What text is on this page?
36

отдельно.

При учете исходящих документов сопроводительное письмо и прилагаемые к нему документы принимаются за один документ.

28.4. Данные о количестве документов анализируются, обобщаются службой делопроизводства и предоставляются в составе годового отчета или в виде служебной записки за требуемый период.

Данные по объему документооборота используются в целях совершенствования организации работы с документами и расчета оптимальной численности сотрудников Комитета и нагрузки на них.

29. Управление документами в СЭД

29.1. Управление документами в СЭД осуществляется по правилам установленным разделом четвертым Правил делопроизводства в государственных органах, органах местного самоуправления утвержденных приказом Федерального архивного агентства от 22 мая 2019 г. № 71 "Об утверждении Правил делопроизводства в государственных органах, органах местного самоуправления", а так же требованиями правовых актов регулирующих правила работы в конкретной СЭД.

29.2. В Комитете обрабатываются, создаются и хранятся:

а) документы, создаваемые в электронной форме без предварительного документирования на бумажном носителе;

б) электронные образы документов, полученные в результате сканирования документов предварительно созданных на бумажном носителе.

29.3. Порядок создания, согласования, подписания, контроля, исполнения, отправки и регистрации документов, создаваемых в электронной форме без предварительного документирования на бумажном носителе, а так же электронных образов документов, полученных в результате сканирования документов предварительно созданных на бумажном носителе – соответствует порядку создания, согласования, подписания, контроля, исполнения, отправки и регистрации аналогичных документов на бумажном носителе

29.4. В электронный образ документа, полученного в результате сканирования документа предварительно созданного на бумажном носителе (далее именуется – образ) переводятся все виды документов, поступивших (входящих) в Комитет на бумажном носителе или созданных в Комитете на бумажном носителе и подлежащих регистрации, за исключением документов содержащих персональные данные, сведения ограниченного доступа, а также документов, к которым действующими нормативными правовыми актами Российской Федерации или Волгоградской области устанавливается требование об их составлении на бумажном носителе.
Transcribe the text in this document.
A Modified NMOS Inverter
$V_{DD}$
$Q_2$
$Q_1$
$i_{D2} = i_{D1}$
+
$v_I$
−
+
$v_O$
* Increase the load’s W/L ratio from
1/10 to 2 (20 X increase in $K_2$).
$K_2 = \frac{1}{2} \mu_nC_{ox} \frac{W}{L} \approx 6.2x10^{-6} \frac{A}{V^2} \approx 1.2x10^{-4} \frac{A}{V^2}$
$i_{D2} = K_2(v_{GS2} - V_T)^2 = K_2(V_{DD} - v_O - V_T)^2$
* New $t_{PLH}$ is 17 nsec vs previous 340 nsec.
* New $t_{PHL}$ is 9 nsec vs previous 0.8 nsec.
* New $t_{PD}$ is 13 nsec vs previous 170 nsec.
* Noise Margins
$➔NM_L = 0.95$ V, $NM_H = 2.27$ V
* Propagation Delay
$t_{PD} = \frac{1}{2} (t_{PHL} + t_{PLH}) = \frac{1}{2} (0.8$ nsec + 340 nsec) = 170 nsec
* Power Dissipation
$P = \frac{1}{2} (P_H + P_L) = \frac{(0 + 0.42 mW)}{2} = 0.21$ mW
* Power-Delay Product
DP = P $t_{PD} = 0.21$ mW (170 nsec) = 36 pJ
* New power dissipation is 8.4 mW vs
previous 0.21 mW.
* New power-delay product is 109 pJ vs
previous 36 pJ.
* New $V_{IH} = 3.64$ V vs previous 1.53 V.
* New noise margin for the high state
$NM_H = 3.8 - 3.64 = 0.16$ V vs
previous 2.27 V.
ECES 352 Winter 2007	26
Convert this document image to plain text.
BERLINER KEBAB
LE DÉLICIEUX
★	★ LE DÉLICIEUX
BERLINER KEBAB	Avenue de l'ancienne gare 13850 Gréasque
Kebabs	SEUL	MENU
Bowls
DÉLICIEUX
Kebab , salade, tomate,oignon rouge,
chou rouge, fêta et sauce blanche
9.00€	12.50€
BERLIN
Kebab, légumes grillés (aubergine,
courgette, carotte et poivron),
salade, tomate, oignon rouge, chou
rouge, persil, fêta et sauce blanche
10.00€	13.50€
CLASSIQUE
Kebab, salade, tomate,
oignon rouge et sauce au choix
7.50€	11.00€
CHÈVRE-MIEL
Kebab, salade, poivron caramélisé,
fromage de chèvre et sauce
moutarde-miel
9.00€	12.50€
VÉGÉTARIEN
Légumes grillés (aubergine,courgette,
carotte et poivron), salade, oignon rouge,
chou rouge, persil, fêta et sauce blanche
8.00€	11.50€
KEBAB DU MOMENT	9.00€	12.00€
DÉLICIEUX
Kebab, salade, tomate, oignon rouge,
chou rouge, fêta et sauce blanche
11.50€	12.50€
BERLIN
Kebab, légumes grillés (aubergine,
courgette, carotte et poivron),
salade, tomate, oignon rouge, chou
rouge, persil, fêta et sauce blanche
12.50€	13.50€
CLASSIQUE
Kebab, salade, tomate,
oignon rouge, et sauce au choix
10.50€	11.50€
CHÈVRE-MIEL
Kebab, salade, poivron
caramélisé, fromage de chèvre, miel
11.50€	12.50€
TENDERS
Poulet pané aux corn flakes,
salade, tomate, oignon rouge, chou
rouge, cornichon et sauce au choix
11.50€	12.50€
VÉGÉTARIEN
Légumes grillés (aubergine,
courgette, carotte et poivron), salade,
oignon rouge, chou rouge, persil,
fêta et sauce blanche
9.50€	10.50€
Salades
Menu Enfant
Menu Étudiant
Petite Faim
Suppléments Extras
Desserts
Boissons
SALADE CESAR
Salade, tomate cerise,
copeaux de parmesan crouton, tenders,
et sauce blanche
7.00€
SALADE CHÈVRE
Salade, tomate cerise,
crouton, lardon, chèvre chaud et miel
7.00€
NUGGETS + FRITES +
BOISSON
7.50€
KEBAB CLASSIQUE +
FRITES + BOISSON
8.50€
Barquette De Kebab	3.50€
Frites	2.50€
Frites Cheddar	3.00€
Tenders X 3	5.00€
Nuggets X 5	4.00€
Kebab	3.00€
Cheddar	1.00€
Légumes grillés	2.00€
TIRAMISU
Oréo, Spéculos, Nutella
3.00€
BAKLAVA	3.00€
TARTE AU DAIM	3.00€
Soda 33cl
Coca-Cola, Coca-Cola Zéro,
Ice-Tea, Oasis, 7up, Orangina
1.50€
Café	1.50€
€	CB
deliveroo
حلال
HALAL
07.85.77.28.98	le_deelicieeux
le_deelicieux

-*-

**AIM OF THE EXERCISE:** Pick out each line containing "aubergine" and report it.

**TASK OUTPUT:**
Kebab, légumes grillés (aubergine,
Légumes grillés (aubergine,courgette,
Kebab, légumes grillés (aubergine,
Légumes grillés (aubergine,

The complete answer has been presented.